Collect all the lines that mention the word "page".

• [LISTING]
*****
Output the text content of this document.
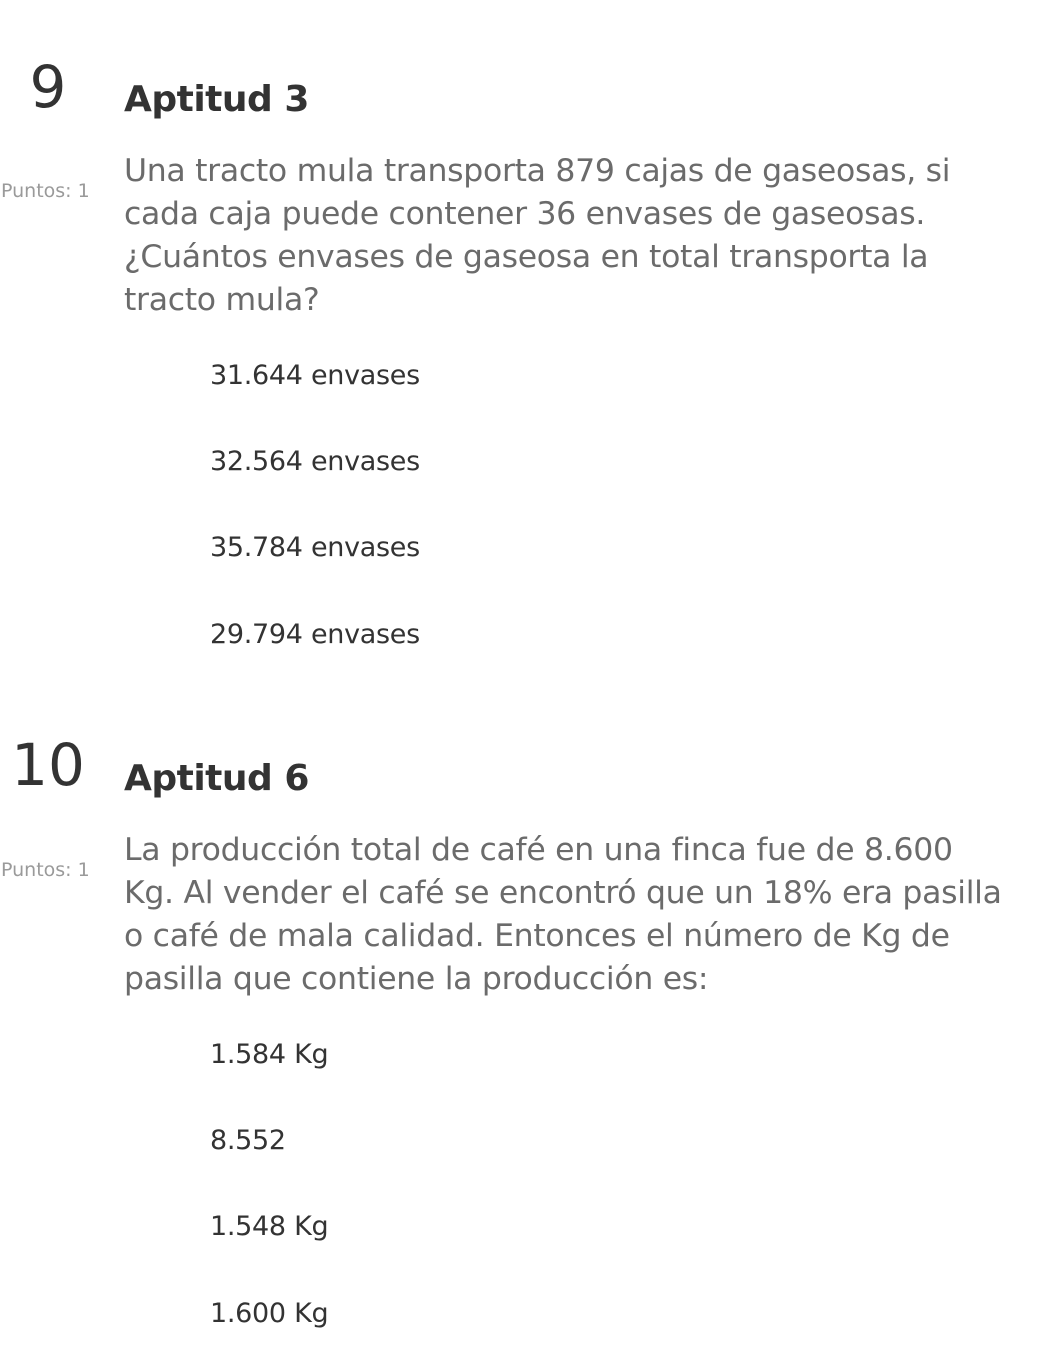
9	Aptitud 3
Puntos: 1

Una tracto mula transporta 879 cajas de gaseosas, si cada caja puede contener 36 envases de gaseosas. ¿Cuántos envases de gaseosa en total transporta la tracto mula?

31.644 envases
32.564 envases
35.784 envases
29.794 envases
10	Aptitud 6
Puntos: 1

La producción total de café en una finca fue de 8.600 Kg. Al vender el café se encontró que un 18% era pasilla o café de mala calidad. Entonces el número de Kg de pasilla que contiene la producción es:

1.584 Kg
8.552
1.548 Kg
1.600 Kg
*****
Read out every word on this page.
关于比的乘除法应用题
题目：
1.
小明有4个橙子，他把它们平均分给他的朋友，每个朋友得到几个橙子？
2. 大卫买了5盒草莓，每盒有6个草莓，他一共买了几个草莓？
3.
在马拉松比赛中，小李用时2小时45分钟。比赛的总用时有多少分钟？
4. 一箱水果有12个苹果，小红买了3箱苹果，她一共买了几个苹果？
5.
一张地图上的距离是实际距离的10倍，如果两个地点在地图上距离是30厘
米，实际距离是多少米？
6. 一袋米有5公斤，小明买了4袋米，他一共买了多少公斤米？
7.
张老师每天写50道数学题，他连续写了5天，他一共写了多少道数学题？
*****
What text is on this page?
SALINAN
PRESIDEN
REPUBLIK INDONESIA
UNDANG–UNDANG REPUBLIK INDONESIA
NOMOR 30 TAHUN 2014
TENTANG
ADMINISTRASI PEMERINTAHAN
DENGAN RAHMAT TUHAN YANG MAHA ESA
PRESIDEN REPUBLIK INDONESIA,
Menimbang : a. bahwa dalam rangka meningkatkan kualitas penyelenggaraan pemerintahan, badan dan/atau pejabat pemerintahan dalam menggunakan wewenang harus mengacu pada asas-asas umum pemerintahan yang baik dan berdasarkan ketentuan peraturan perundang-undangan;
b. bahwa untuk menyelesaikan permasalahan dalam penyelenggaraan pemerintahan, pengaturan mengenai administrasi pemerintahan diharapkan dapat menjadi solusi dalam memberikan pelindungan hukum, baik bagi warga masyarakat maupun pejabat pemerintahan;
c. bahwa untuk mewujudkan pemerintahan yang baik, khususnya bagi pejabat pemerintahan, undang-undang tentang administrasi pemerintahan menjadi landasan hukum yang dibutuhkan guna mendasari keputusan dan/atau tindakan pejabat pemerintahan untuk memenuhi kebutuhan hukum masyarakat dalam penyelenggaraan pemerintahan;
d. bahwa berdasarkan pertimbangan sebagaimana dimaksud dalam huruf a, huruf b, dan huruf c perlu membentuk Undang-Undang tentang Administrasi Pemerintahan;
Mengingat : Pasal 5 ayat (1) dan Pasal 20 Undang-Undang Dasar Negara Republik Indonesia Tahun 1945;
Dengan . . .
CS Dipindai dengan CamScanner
*****
• [EXERCISE RESPONSE]
Read out every word on this page.
What text is on this page?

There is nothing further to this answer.